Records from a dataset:
((

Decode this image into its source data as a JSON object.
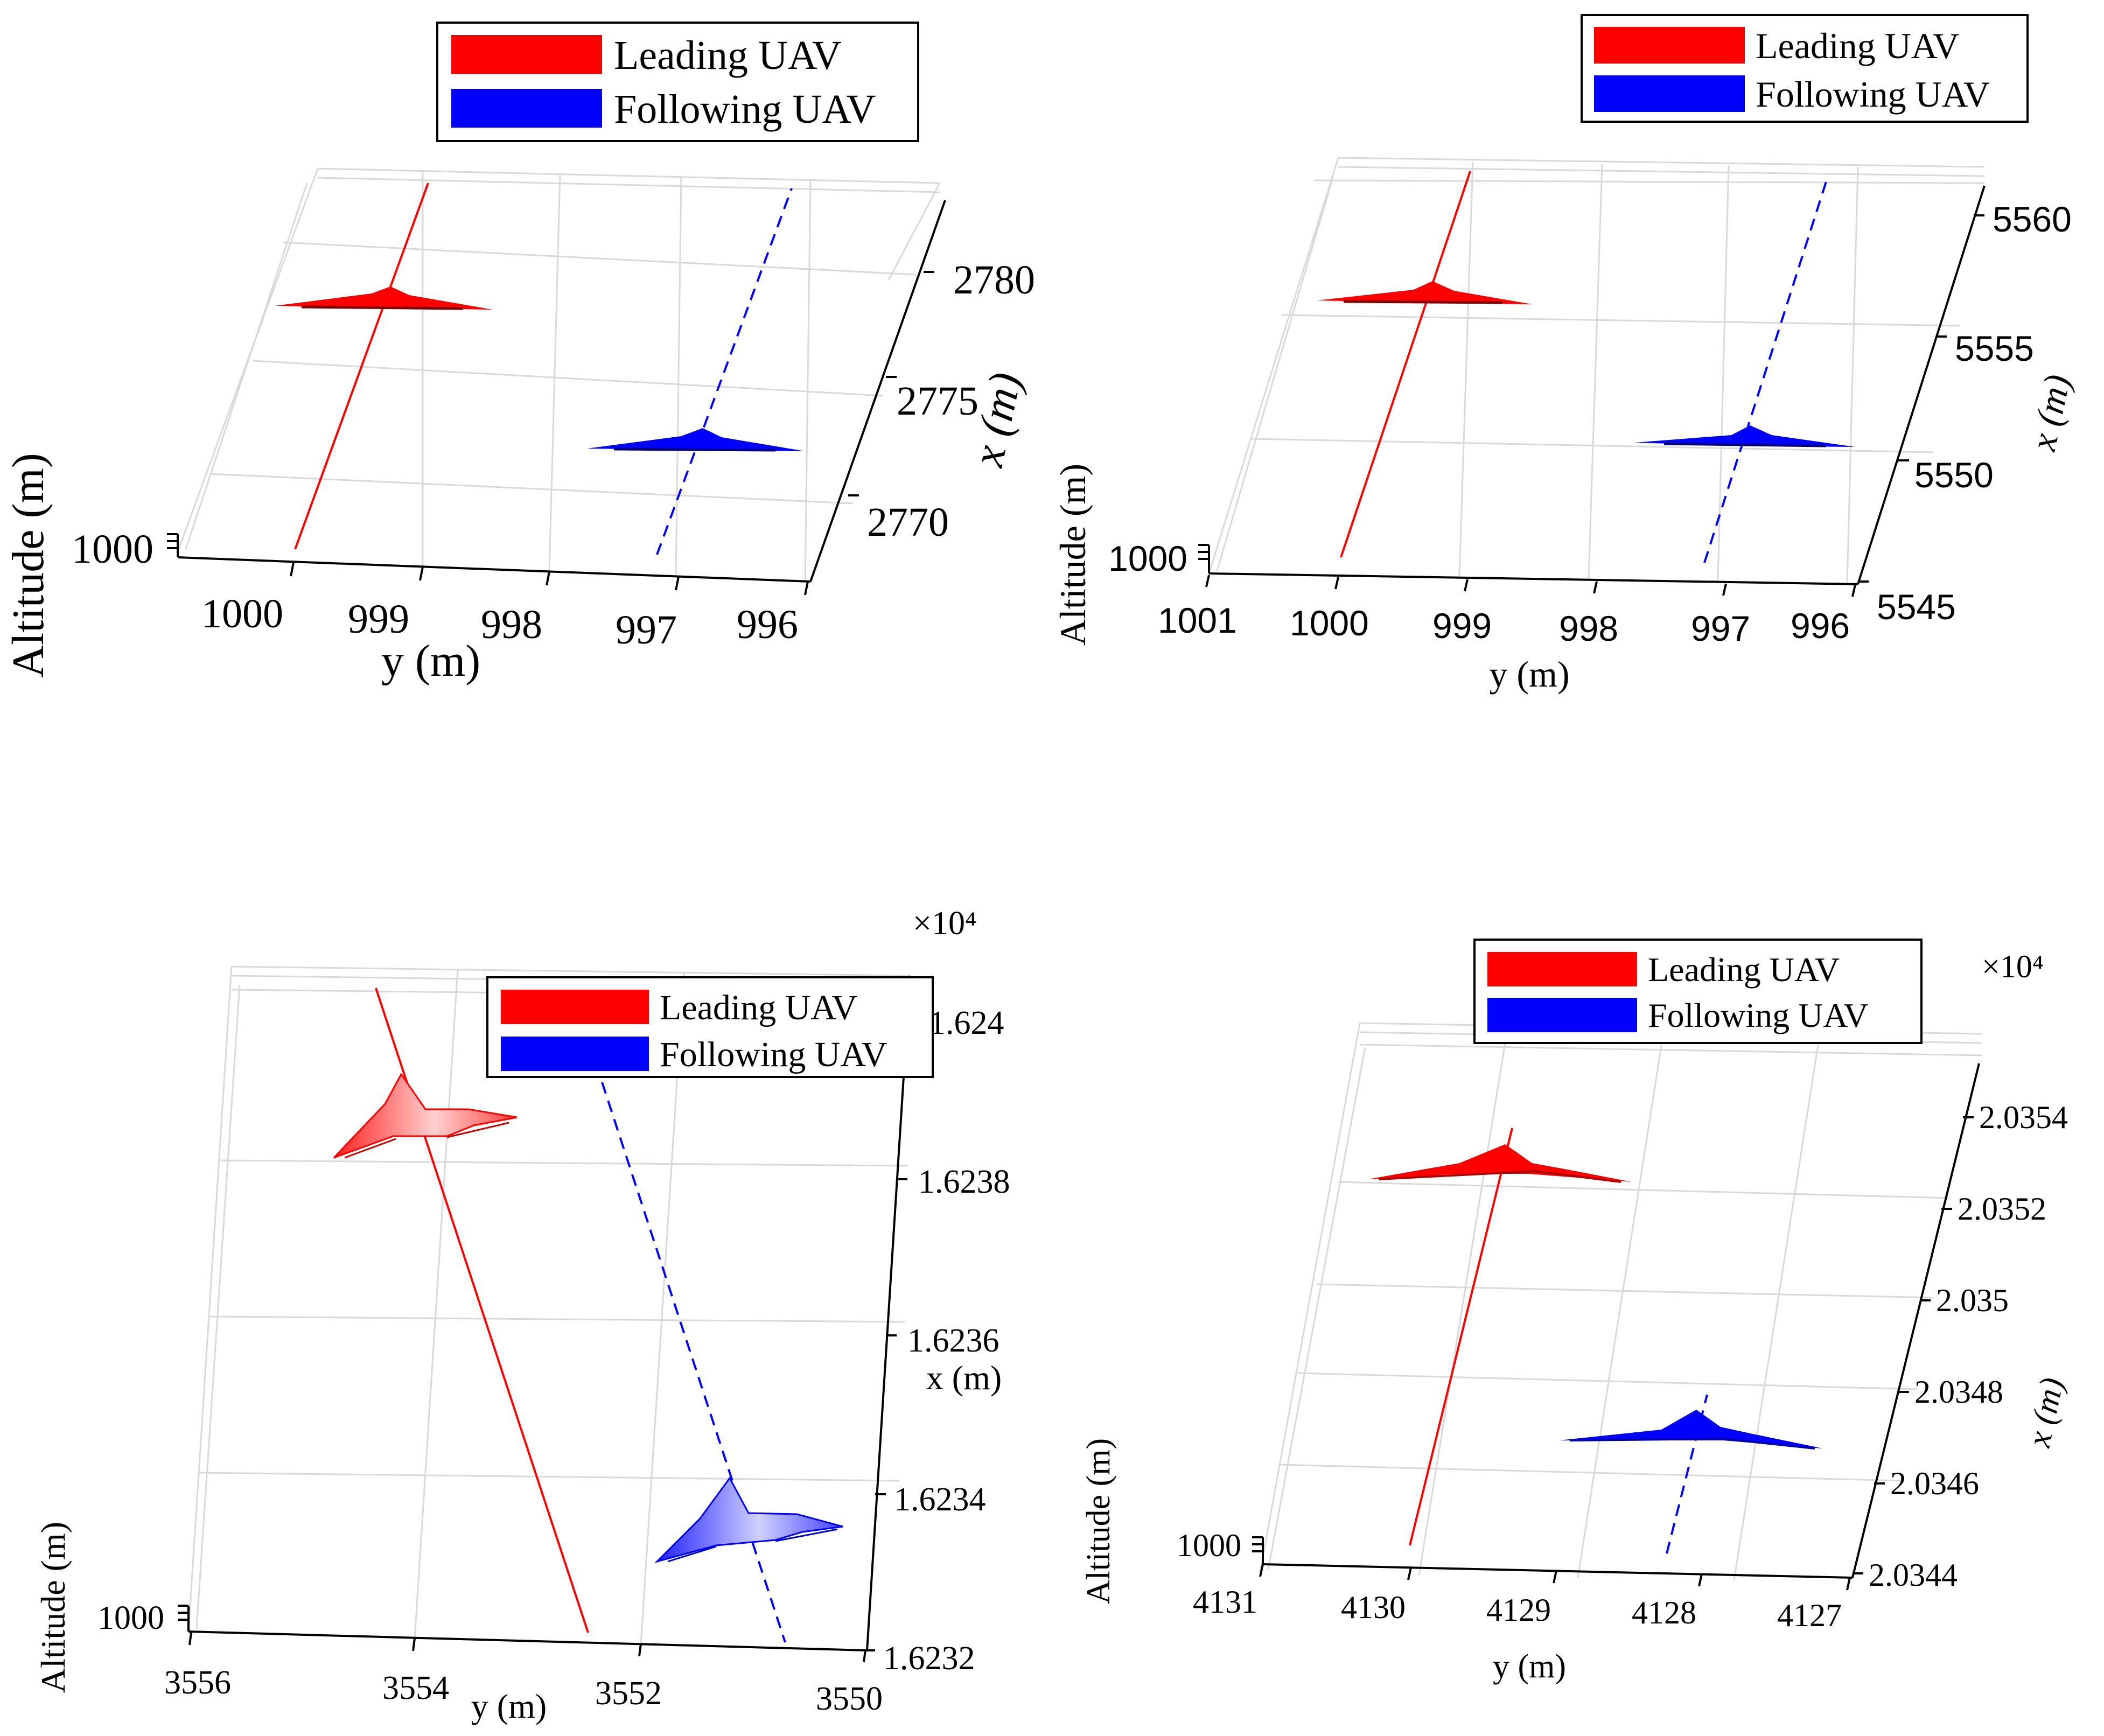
{
  "colors": {
    "lead": "#ff0000",
    "follow": "#0000ff",
    "grid": "#d9d9d9",
    "axis": "#000000"
  },
  "chart_data": [
    {
      "type": "line",
      "view": "3d",
      "legend": {
        "placement": "top",
        "entries": [
          "Leading UAV",
          "Following UAV"
        ]
      },
      "xlabel": "y (m)",
      "ylabel": "x (m)",
      "zlabel": "Altitude (m)",
      "y_ticks": [
        "1000",
        "999",
        "998",
        "997",
        "996"
      ],
      "x_ticks": [
        "2770",
        "2775",
        "2780"
      ],
      "z_ticks": [
        "1000"
      ],
      "x_multiplier": "",
      "series": [
        {
          "name": "Leading UAV",
          "style": "solid",
          "color": "#ff0000",
          "y": [
            999.05,
            998.05
          ],
          "x": [
            2768.5,
            2784.5
          ],
          "z": [
            1000,
            1000
          ],
          "uav_at": {
            "y": 998.73,
            "x": 2779.0
          }
        },
        {
          "name": "Following UAV",
          "style": "dashed",
          "color": "#0000ff",
          "y": [
            996.95,
            995.95
          ],
          "x": [
            2768.5,
            2784.5
          ],
          "z": [
            1000,
            1000
          ],
          "uav_at": {
            "y": 996.76,
            "x": 2773.6
          }
        }
      ]
    },
    {
      "type": "line",
      "view": "3d",
      "legend": {
        "placement": "top-right",
        "entries": [
          "Leading UAV",
          "Following UAV"
        ]
      },
      "xlabel": "y (m)",
      "ylabel": "x (m)",
      "zlabel": "Altitude (m)",
      "y_ticks": [
        "1001",
        "1000",
        "999",
        "998",
        "997",
        "996"
      ],
      "x_ticks": [
        "5545",
        "5550",
        "5555",
        "5560"
      ],
      "z_ticks": [
        "1000"
      ],
      "x_multiplier": "",
      "series": [
        {
          "name": "Leading UAV",
          "style": "solid",
          "color": "#ff0000",
          "y": [
            1000.0,
            999.0
          ],
          "x": [
            5547.0,
            5562.5
          ],
          "z": [
            1000,
            1000
          ],
          "uav_at": {
            "y": 999.6,
            "x": 5557.5
          }
        },
        {
          "name": "Following UAV",
          "style": "dashed",
          "color": "#0000ff",
          "y": [
            997.0,
            996.0
          ],
          "x": [
            5547.0,
            5562.5
          ],
          "z": [
            1000,
            1000
          ],
          "uav_at": {
            "y": 996.9,
            "x": 5552.3
          }
        }
      ]
    },
    {
      "type": "line",
      "view": "3d",
      "legend": {
        "placement": "top-right",
        "entries": [
          "Leading UAV",
          "Following UAV"
        ]
      },
      "xlabel": "y (m)",
      "ylabel": "x (m)",
      "zlabel": "Altitude (m)",
      "y_ticks": [
        "3556",
        "3554",
        "3552",
        "3550"
      ],
      "x_ticks": [
        "1.6232",
        "1.6234",
        "1.6236",
        "1.6238",
        "1.624"
      ],
      "z_ticks": [
        "1000"
      ],
      "x_multiplier": "×10⁴",
      "series": [
        {
          "name": "Leading UAV",
          "style": "solid",
          "color": "#ff0000",
          "y": [
            3552.95,
            3554.35
          ],
          "x": [
            1.62322,
            1.62408
          ],
          "z": [
            1000,
            1000
          ],
          "uav_at": {
            "y": 3554.05,
            "x": 1.6239
          }
        },
        {
          "name": "Following UAV",
          "style": "dashed",
          "color": "#0000ff",
          "y": [
            3550.75,
            3552.25
          ],
          "x": [
            1.62322,
            1.62403
          ],
          "z": [
            1000,
            1000
          ],
          "uav_at": {
            "y": 3551.5,
            "x": 1.62348
          }
        }
      ]
    },
    {
      "type": "line",
      "view": "3d",
      "legend": {
        "placement": "top",
        "entries": [
          "Leading UAV",
          "Following UAV"
        ]
      },
      "xlabel": "y (m)",
      "ylabel": "x (m)",
      "zlabel": "Altitude (m)",
      "y_ticks": [
        "4131",
        "4130",
        "4129",
        "4128",
        "4127"
      ],
      "x_ticks": [
        "2.0344",
        "2.0346",
        "2.0348",
        "2.035",
        "2.0352",
        "2.0354"
      ],
      "z_ticks": [
        "1000"
      ],
      "x_multiplier": "×10⁴",
      "series": [
        {
          "name": "Leading UAV",
          "style": "solid",
          "color": "#ff0000",
          "y": [
            4129.85,
            4128.95
          ],
          "x": [
            2.03447,
            2.03527
          ],
          "z": [
            1000,
            1000
          ],
          "uav_at": {
            "y": 4129.05,
            "x": 2.0352
          }
        },
        {
          "name": "Following UAV",
          "style": "dashed",
          "color": "#0000ff",
          "y": [
            4128.25,
            4127.95
          ],
          "x": [
            2.03447,
            2.03481
          ],
          "z": [
            1000,
            1000
          ],
          "uav_at": {
            "y": 4128.0,
            "x": 2.03475
          }
        }
      ]
    }
  ]
}
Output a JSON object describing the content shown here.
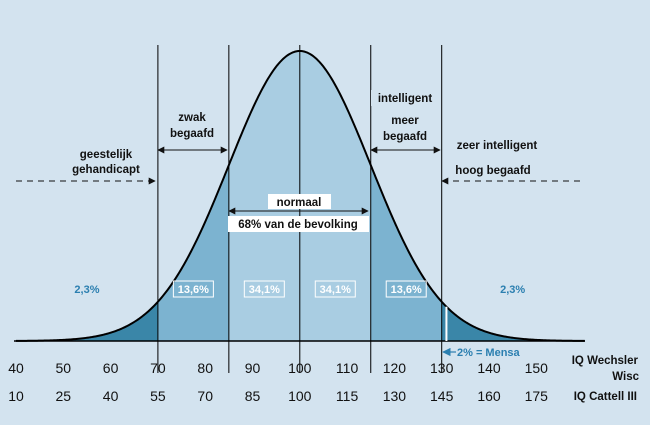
{
  "chart_data": {
    "type": "area",
    "title": "",
    "xlabel": "IQ Wechsler Wisc",
    "xlabel2": "IQ Cattell III",
    "xlim": [
      40,
      160
    ],
    "mean": 100,
    "sd": 15,
    "wechsler_ticks": [
      "40",
      "50",
      "60",
      "70",
      "80",
      "90",
      "100",
      "110",
      "120",
      "130",
      "140",
      "150"
    ],
    "cattell_ticks": [
      "10",
      "25",
      "40",
      "55",
      "70",
      "85",
      "100",
      "115",
      "130",
      "145",
      "160",
      "175"
    ],
    "boundaries": [
      70,
      85,
      115,
      130
    ],
    "mensa_cut": 131,
    "segments": [
      {
        "from": 40,
        "to": 70,
        "label": "2,3%",
        "color": "#3a86a8"
      },
      {
        "from": 70,
        "to": 85,
        "label": "13,6%",
        "color": "#7cb3d0"
      },
      {
        "from": 85,
        "to": 100,
        "label": "34,1%",
        "color": "#a9cde2"
      },
      {
        "from": 100,
        "to": 115,
        "label": "34,1%",
        "color": "#a9cde2"
      },
      {
        "from": 115,
        "to": 130,
        "label": "13,6%",
        "color": "#7cb3d0"
      },
      {
        "from": 130,
        "to": 160,
        "label": "2,3%",
        "color": "#3a86a8"
      }
    ],
    "annotations": {
      "geestelijk_1": "geestelijk",
      "geestelijk_2": "gehandicapt",
      "zwak_1": "zwak",
      "zwak_2": "begaafd",
      "normaal": "normaal",
      "normaal_sub": "68% van de bevolking",
      "intelligent": "intelligent",
      "meer_1": "meer",
      "meer_2": "begaafd",
      "zeer_1": "zeer intelligent",
      "zeer_2": "hoog begaafd",
      "mensa": "2% = Mensa"
    },
    "colors": {
      "background": "#d3e3ef",
      "dark": "#3a86a8",
      "mid": "#7cb3d0",
      "light": "#a9cde2",
      "pct_text_dark": "#2b7fb0",
      "pct_text_light": "#ffffff"
    }
  }
}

))

• _TASK OBJECTIVE_
Print the complete listing exactly as it stands, without its pictures.

• _SOLUTION TO THIS EXERCISE_
Decode this image into its source data as a JSON object.
{
  "colors": {
    "lead": "#ff0000",
    "follow": "#0000ff",
    "grid": "#d9d9d9",
    "axis": "#000000"
  },
  "chart_data": [
    {
      "type": "line",
      "view": "3d",
      "legend": {
        "placement": "top",
        "entries": [
          "Leading UAV",
          "Following UAV"
        ]
      },
      "xlabel": "y (m)",
      "ylabel": "x (m)",
      "zlabel": "Altitude (m)",
      "y_ticks": [
        "1000",
        "999",
        "998",
        "997",
        "996"
      ],
      "x_ticks": [
        "2770",
        "2775",
        "2780"
      ],
      "z_ticks": [
        "1000"
      ],
      "x_multiplier": "",
      "series": [
        {
          "name": "Leading UAV",
          "style": "solid",
          "color": "#ff0000",
          "y": [
            999.05,
            998.05
          ],
          "x": [
            2768.5,
            2784.5
          ],
          "z": [
            1000,
            1000
          ],
          "uav_at": {
            "y": 998.73,
            "x": 2779.0
          }
        },
        {
          "name": "Following UAV",
          "style": "dashed",
          "color": "#0000ff",
          "y": [
            996.95,
            995.95
          ],
          "x": [
            2768.5,
            2784.5
          ],
          "z": [
            1000,
            1000
          ],
          "uav_at": {
            "y": 996.76,
            "x": 2773.6
          }
        }
      ]
    },
    {
      "type": "line",
      "view": "3d",
      "legend": {
        "placement": "top-right",
        "entries": [
          "Leading UAV",
          "Following UAV"
        ]
      },
      "xlabel": "y (m)",
      "ylabel": "x (m)",
      "zlabel": "Altitude (m)",
      "y_ticks": [
        "1001",
        "1000",
        "999",
        "998",
        "997",
        "996"
      ],
      "x_ticks": [
        "5545",
        "5550",
        "5555",
        "5560"
      ],
      "z_ticks": [
        "1000"
      ],
      "x_multiplier": "",
      "series": [
        {
          "name": "Leading UAV",
          "style": "solid",
          "color": "#ff0000",
          "y": [
            1000.0,
            999.0
          ],
          "x": [
            5547.0,
            5562.5
          ],
          "z": [
            1000,
            1000
          ],
          "uav_at": {
            "y": 999.6,
            "x": 5557.5
          }
        },
        {
          "name": "Following UAV",
          "style": "dashed",
          "color": "#0000ff",
          "y": [
            997.0,
            996.0
          ],
          "x": [
            5547.0,
            5562.5
          ],
          "z": [
            1000,
            1000
          ],
          "uav_at": {
            "y": 996.9,
            "x": 5552.3
          }
        }
      ]
    },
    {
      "type": "line",
      "view": "3d",
      "legend": {
        "placement": "top-right",
        "entries": [
          "Leading UAV",
          "Following UAV"
        ]
      },
      "xlabel": "y (m)",
      "ylabel": "x (m)",
      "zlabel": "Altitude (m)",
      "y_ticks": [
        "3556",
        "3554",
        "3552",
        "3550"
      ],
      "x_ticks": [
        "1.6232",
        "1.6234",
        "1.6236",
        "1.6238",
        "1.624"
      ],
      "z_ticks": [
        "1000"
      ],
      "x_multiplier": "×10⁴",
      "series": [
        {
          "name": "Leading UAV",
          "style": "solid",
          "color": "#ff0000",
          "y": [
            3552.95,
            3554.35
          ],
          "x": [
            1.62322,
            1.62408
          ],
          "z": [
            1000,
            1000
          ],
          "uav_at": {
            "y": 3554.05,
            "x": 1.6239
          }
        },
        {
          "name": "Following UAV",
          "style": "dashed",
          "color": "#0000ff",
          "y": [
            3550.75,
            3552.25
          ],
          "x": [
            1.62322,
            1.62403
          ],
          "z": [
            1000,
            1000
          ],
          "uav_at": {
            "y": 3551.5,
            "x": 1.62348
          }
        }
      ]
    },
    {
      "type": "line",
      "view": "3d",
      "legend": {
        "placement": "top",
        "entries": [
          "Leading UAV",
          "Following UAV"
        ]
      },
      "xlabel": "y (m)",
      "ylabel": "x (m)",
      "zlabel": "Altitude (m)",
      "y_ticks": [
        "4131",
        "4130",
        "4129",
        "4128",
        "4127"
      ],
      "x_ticks": [
        "2.0344",
        "2.0346",
        "2.0348",
        "2.035",
        "2.0352",
        "2.0354"
      ],
      "z_ticks": [
        "1000"
      ],
      "x_multiplier": "×10⁴",
      "series": [
        {
          "name": "Leading UAV",
          "style": "solid",
          "color": "#ff0000",
          "y": [
            4129.85,
            4128.95
          ],
          "x": [
            2.03447,
            2.03527
          ],
          "z": [
            1000,
            1000
          ],
          "uav_at": {
            "y": 4129.05,
            "x": 2.0352
          }
        },
        {
          "name": "Following UAV",
          "style": "dashed",
          "color": "#0000ff",
          "y": [
            4128.25,
            4127.95
          ],
          "x": [
            2.03447,
            2.03481
          ],
          "z": [
            1000,
            1000
          ],
          "uav_at": {
            "y": 4128.0,
            "x": 2.03475
          }
        }
      ]
    }
  ]
}
Output a JSON object describing the content shown here.
{
  "chart_data": {
    "type": "area",
    "title": "",
    "xlabel": "IQ Wechsler Wisc",
    "xlabel2": "IQ Cattell III",
    "xlim": [
      40,
      160
    ],
    "mean": 100,
    "sd": 15,
    "wechsler_ticks": [
      "40",
      "50",
      "60",
      "70",
      "80",
      "90",
      "100",
      "110",
      "120",
      "130",
      "140",
      "150"
    ],
    "cattell_ticks": [
      "10",
      "25",
      "40",
      "55",
      "70",
      "85",
      "100",
      "115",
      "130",
      "145",
      "160",
      "175"
    ],
    "boundaries": [
      70,
      85,
      115,
      130
    ],
    "mensa_cut": 131,
    "segments": [
      {
        "from": 40,
        "to": 70,
        "label": "2,3%",
        "color": "#3a86a8"
      },
      {
        "from": 70,
        "to": 85,
        "label": "13,6%",
        "color": "#7cb3d0"
      },
      {
        "from": 85,
        "to": 100,
        "label": "34,1%",
        "color": "#a9cde2"
      },
      {
        "from": 100,
        "to": 115,
        "label": "34,1%",
        "color": "#a9cde2"
      },
      {
        "from": 115,
        "to": 130,
        "label": "13,6%",
        "color": "#7cb3d0"
      },
      {
        "from": 130,
        "to": 160,
        "label": "2,3%",
        "color": "#3a86a8"
      }
    ],
    "annotations": {
      "geestelijk_1": "geestelijk",
      "geestelijk_2": "gehandicapt",
      "zwak_1": "zwak",
      "zwak_2": "begaafd",
      "normaal": "normaal",
      "normaal_sub": "68% van de bevolking",
      "intelligent": "intelligent",
      "meer_1": "meer",
      "meer_2": "begaafd",
      "zeer_1": "zeer intelligent",
      "zeer_2": "hoog begaafd",
      "mensa": "2% = Mensa"
    },
    "colors": {
      "background": "#d3e3ef",
      "dark": "#3a86a8",
      "mid": "#7cb3d0",
      "light": "#a9cde2",
      "pct_text_dark": "#2b7fb0",
      "pct_text_light": "#ffffff"
    }
  }
}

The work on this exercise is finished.